DIRECTIONS FOR THIS TASK: Everything in the listing except the pictures should be written out exactly.

EXTRACTED RECORDS:
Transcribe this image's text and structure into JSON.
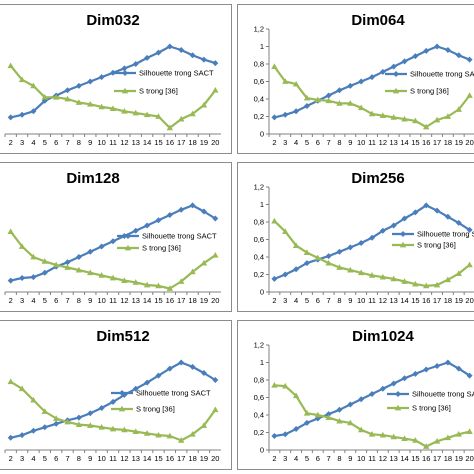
{
  "colors": {
    "silhouette": "#4a7ebb",
    "s_strong": "#98b954",
    "grid": "#d9d9d9",
    "frame": "#8c8c8c"
  },
  "chart_data": [
    {
      "type": "line",
      "title": "Dim032",
      "x": [
        2,
        3,
        4,
        5,
        6,
        7,
        8,
        9,
        10,
        11,
        12,
        13,
        14,
        15,
        16,
        17,
        18,
        19,
        20
      ],
      "ylim": [
        0,
        1.2
      ],
      "yticks": [],
      "grid": false,
      "legend": "right",
      "series": [
        {
          "name": "Silhouette trong SACT",
          "values": [
            0.19,
            0.22,
            0.26,
            0.38,
            0.44,
            0.5,
            0.55,
            0.6,
            0.65,
            0.7,
            0.75,
            0.8,
            0.87,
            0.93,
            1.0,
            0.96,
            0.9,
            0.85,
            0.81
          ]
        },
        {
          "name": "S trong [36]",
          "values": [
            0.78,
            0.62,
            0.55,
            0.42,
            0.42,
            0.4,
            0.36,
            0.34,
            0.31,
            0.29,
            0.26,
            0.24,
            0.22,
            0.2,
            0.07,
            0.17,
            0.23,
            0.33,
            0.5
          ]
        }
      ]
    },
    {
      "type": "line",
      "title": "Dim064",
      "x": [
        2,
        3,
        4,
        5,
        6,
        7,
        8,
        9,
        10,
        11,
        12,
        13,
        14,
        15,
        16,
        17,
        18,
        19,
        20
      ],
      "ylim": [
        0,
        1.2
      ],
      "yticks": [
        "0",
        "0,2",
        "0,4",
        "0,6",
        "0,8",
        "1",
        "1,2"
      ],
      "grid": false,
      "legend": "right",
      "series": [
        {
          "name": "Silhouette trong SACT",
          "values": [
            0.19,
            0.22,
            0.26,
            0.32,
            0.38,
            0.44,
            0.5,
            0.55,
            0.6,
            0.65,
            0.71,
            0.77,
            0.83,
            0.89,
            0.95,
            1.0,
            0.96,
            0.9,
            0.85
          ]
        },
        {
          "name": "S trong [36]",
          "values": [
            0.77,
            0.6,
            0.57,
            0.41,
            0.39,
            0.38,
            0.35,
            0.35,
            0.3,
            0.23,
            0.21,
            0.19,
            0.17,
            0.15,
            0.08,
            0.16,
            0.2,
            0.28,
            0.44
          ]
        }
      ]
    },
    {
      "type": "line",
      "title": "Dim128",
      "x": [
        2,
        3,
        4,
        5,
        6,
        7,
        8,
        9,
        10,
        11,
        12,
        13,
        14,
        15,
        16,
        17,
        18,
        19,
        20
      ],
      "ylim": [
        0,
        1.2
      ],
      "yticks": [],
      "grid": false,
      "legend": "right",
      "series": [
        {
          "name": "Silhouette trong SACT",
          "values": [
            0.13,
            0.16,
            0.17,
            0.22,
            0.29,
            0.34,
            0.4,
            0.46,
            0.52,
            0.58,
            0.64,
            0.7,
            0.76,
            0.82,
            0.88,
            0.94,
            0.99,
            0.92,
            0.84
          ]
        },
        {
          "name": "S trong [36]",
          "values": [
            0.69,
            0.52,
            0.4,
            0.35,
            0.31,
            0.28,
            0.25,
            0.22,
            0.19,
            0.16,
            0.13,
            0.11,
            0.08,
            0.07,
            0.04,
            0.12,
            0.23,
            0.33,
            0.42
          ]
        }
      ]
    },
    {
      "type": "line",
      "title": "Dim256",
      "x": [
        2,
        3,
        4,
        5,
        6,
        7,
        8,
        9,
        10,
        11,
        12,
        13,
        14,
        15,
        16,
        17,
        18,
        19,
        20
      ],
      "ylim": [
        0,
        1.2
      ],
      "yticks": [
        "0",
        "0,2",
        "0,4",
        "0,6",
        "0,8",
        "1",
        "1,2"
      ],
      "grid": false,
      "legend": "right",
      "series": [
        {
          "name": "Silhouette trong SACT",
          "values": [
            0.15,
            0.2,
            0.26,
            0.33,
            0.37,
            0.41,
            0.46,
            0.51,
            0.56,
            0.62,
            0.7,
            0.76,
            0.84,
            0.91,
            0.99,
            0.93,
            0.86,
            0.79,
            0.71
          ]
        },
        {
          "name": "S trong [36]",
          "values": [
            0.81,
            0.69,
            0.53,
            0.45,
            0.39,
            0.33,
            0.28,
            0.25,
            0.22,
            0.19,
            0.17,
            0.15,
            0.12,
            0.09,
            0.07,
            0.08,
            0.14,
            0.21,
            0.31
          ]
        }
      ]
    },
    {
      "type": "line",
      "title": "Dim512",
      "x": [
        2,
        3,
        4,
        5,
        6,
        7,
        8,
        9,
        10,
        11,
        12,
        13,
        14,
        15,
        16,
        17,
        18,
        19,
        20
      ],
      "ylim": [
        0,
        1.2
      ],
      "yticks": [],
      "grid": false,
      "legend": "right",
      "series": [
        {
          "name": "Silhouette trong SACT",
          "values": [
            0.14,
            0.17,
            0.22,
            0.26,
            0.3,
            0.34,
            0.37,
            0.42,
            0.48,
            0.55,
            0.63,
            0.7,
            0.77,
            0.85,
            0.93,
            1.0,
            0.95,
            0.88,
            0.8
          ]
        },
        {
          "name": "S trong [36]",
          "values": [
            0.78,
            0.7,
            0.57,
            0.44,
            0.36,
            0.32,
            0.29,
            0.28,
            0.26,
            0.24,
            0.23,
            0.21,
            0.19,
            0.17,
            0.16,
            0.11,
            0.18,
            0.28,
            0.46
          ]
        }
      ]
    },
    {
      "type": "line",
      "title": "Dim1024",
      "x": [
        2,
        3,
        4,
        5,
        6,
        7,
        8,
        9,
        10,
        11,
        12,
        13,
        14,
        15,
        16,
        17,
        18,
        19,
        20
      ],
      "ylim": [
        0,
        1.2
      ],
      "yticks": [
        "0",
        "0,2",
        "0,4",
        "0,6",
        "0,8",
        "1",
        "1,2"
      ],
      "grid": false,
      "legend": "right",
      "series": [
        {
          "name": "Silhouette trong SACT",
          "values": [
            0.16,
            0.18,
            0.24,
            0.31,
            0.36,
            0.41,
            0.46,
            0.52,
            0.58,
            0.64,
            0.7,
            0.76,
            0.82,
            0.87,
            0.92,
            0.96,
            1.0,
            0.93,
            0.85
          ]
        },
        {
          "name": "S trong [36]",
          "values": [
            0.74,
            0.73,
            0.62,
            0.42,
            0.4,
            0.37,
            0.33,
            0.31,
            0.23,
            0.18,
            0.17,
            0.15,
            0.13,
            0.11,
            0.04,
            0.1,
            0.14,
            0.18,
            0.21
          ]
        }
      ]
    }
  ]
}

EXERCISE SOLUTION:
Transcribe this image's text and structure into JSON.
{
  "colors": {
    "silhouette": "#4a7ebb",
    "s_strong": "#98b954",
    "grid": "#d9d9d9",
    "frame": "#8c8c8c"
  },
  "chart_data": [
    {
      "type": "line",
      "title": "Dim032",
      "x": [
        2,
        3,
        4,
        5,
        6,
        7,
        8,
        9,
        10,
        11,
        12,
        13,
        14,
        15,
        16,
        17,
        18,
        19,
        20
      ],
      "ylim": [
        0,
        1.2
      ],
      "yticks": [],
      "grid": false,
      "legend": "right",
      "series": [
        {
          "name": "Silhouette trong SACT",
          "values": [
            0.19,
            0.22,
            0.26,
            0.38,
            0.44,
            0.5,
            0.55,
            0.6,
            0.65,
            0.7,
            0.75,
            0.8,
            0.87,
            0.93,
            1.0,
            0.96,
            0.9,
            0.85,
            0.81
          ]
        },
        {
          "name": "S trong [36]",
          "values": [
            0.78,
            0.62,
            0.55,
            0.42,
            0.42,
            0.4,
            0.36,
            0.34,
            0.31,
            0.29,
            0.26,
            0.24,
            0.22,
            0.2,
            0.07,
            0.17,
            0.23,
            0.33,
            0.5
          ]
        }
      ]
    },
    {
      "type": "line",
      "title": "Dim064",
      "x": [
        2,
        3,
        4,
        5,
        6,
        7,
        8,
        9,
        10,
        11,
        12,
        13,
        14,
        15,
        16,
        17,
        18,
        19,
        20
      ],
      "ylim": [
        0,
        1.2
      ],
      "yticks": [
        "0",
        "0,2",
        "0,4",
        "0,6",
        "0,8",
        "1",
        "1,2"
      ],
      "grid": false,
      "legend": "right",
      "series": [
        {
          "name": "Silhouette trong SACT",
          "values": [
            0.19,
            0.22,
            0.26,
            0.32,
            0.38,
            0.44,
            0.5,
            0.55,
            0.6,
            0.65,
            0.71,
            0.77,
            0.83,
            0.89,
            0.95,
            1.0,
            0.96,
            0.9,
            0.85
          ]
        },
        {
          "name": "S trong [36]",
          "values": [
            0.77,
            0.6,
            0.57,
            0.41,
            0.39,
            0.38,
            0.35,
            0.35,
            0.3,
            0.23,
            0.21,
            0.19,
            0.17,
            0.15,
            0.08,
            0.16,
            0.2,
            0.28,
            0.44
          ]
        }
      ]
    },
    {
      "type": "line",
      "title": "Dim128",
      "x": [
        2,
        3,
        4,
        5,
        6,
        7,
        8,
        9,
        10,
        11,
        12,
        13,
        14,
        15,
        16,
        17,
        18,
        19,
        20
      ],
      "ylim": [
        0,
        1.2
      ],
      "yticks": [],
      "grid": false,
      "legend": "right",
      "series": [
        {
          "name": "Silhouette trong SACT",
          "values": [
            0.13,
            0.16,
            0.17,
            0.22,
            0.29,
            0.34,
            0.4,
            0.46,
            0.52,
            0.58,
            0.64,
            0.7,
            0.76,
            0.82,
            0.88,
            0.94,
            0.99,
            0.92,
            0.84
          ]
        },
        {
          "name": "S trong [36]",
          "values": [
            0.69,
            0.52,
            0.4,
            0.35,
            0.31,
            0.28,
            0.25,
            0.22,
            0.19,
            0.16,
            0.13,
            0.11,
            0.08,
            0.07,
            0.04,
            0.12,
            0.23,
            0.33,
            0.42
          ]
        }
      ]
    },
    {
      "type": "line",
      "title": "Dim256",
      "x": [
        2,
        3,
        4,
        5,
        6,
        7,
        8,
        9,
        10,
        11,
        12,
        13,
        14,
        15,
        16,
        17,
        18,
        19,
        20
      ],
      "ylim": [
        0,
        1.2
      ],
      "yticks": [
        "0",
        "0,2",
        "0,4",
        "0,6",
        "0,8",
        "1",
        "1,2"
      ],
      "grid": false,
      "legend": "right",
      "series": [
        {
          "name": "Silhouette trong SACT",
          "values": [
            0.15,
            0.2,
            0.26,
            0.33,
            0.37,
            0.41,
            0.46,
            0.51,
            0.56,
            0.62,
            0.7,
            0.76,
            0.84,
            0.91,
            0.99,
            0.93,
            0.86,
            0.79,
            0.71
          ]
        },
        {
          "name": "S trong [36]",
          "values": [
            0.81,
            0.69,
            0.53,
            0.45,
            0.39,
            0.33,
            0.28,
            0.25,
            0.22,
            0.19,
            0.17,
            0.15,
            0.12,
            0.09,
            0.07,
            0.08,
            0.14,
            0.21,
            0.31
          ]
        }
      ]
    },
    {
      "type": "line",
      "title": "Dim512",
      "x": [
        2,
        3,
        4,
        5,
        6,
        7,
        8,
        9,
        10,
        11,
        12,
        13,
        14,
        15,
        16,
        17,
        18,
        19,
        20
      ],
      "ylim": [
        0,
        1.2
      ],
      "yticks": [],
      "grid": false,
      "legend": "right",
      "series": [
        {
          "name": "Silhouette trong SACT",
          "values": [
            0.14,
            0.17,
            0.22,
            0.26,
            0.3,
            0.34,
            0.37,
            0.42,
            0.48,
            0.55,
            0.63,
            0.7,
            0.77,
            0.85,
            0.93,
            1.0,
            0.95,
            0.88,
            0.8
          ]
        },
        {
          "name": "S trong [36]",
          "values": [
            0.78,
            0.7,
            0.57,
            0.44,
            0.36,
            0.32,
            0.29,
            0.28,
            0.26,
            0.24,
            0.23,
            0.21,
            0.19,
            0.17,
            0.16,
            0.11,
            0.18,
            0.28,
            0.46
          ]
        }
      ]
    },
    {
      "type": "line",
      "title": "Dim1024",
      "x": [
        2,
        3,
        4,
        5,
        6,
        7,
        8,
        9,
        10,
        11,
        12,
        13,
        14,
        15,
        16,
        17,
        18,
        19,
        20
      ],
      "ylim": [
        0,
        1.2
      ],
      "yticks": [
        "0",
        "0,2",
        "0,4",
        "0,6",
        "0,8",
        "1",
        "1,2"
      ],
      "grid": false,
      "legend": "right",
      "series": [
        {
          "name": "Silhouette trong SACT",
          "values": [
            0.16,
            0.18,
            0.24,
            0.31,
            0.36,
            0.41,
            0.46,
            0.52,
            0.58,
            0.64,
            0.7,
            0.76,
            0.82,
            0.87,
            0.92,
            0.96,
            1.0,
            0.93,
            0.85
          ]
        },
        {
          "name": "S trong [36]",
          "values": [
            0.74,
            0.73,
            0.62,
            0.42,
            0.4,
            0.37,
            0.33,
            0.31,
            0.23,
            0.18,
            0.17,
            0.15,
            0.13,
            0.11,
            0.04,
            0.1,
            0.14,
            0.18,
            0.21
          ]
        }
      ]
    }
  ]
}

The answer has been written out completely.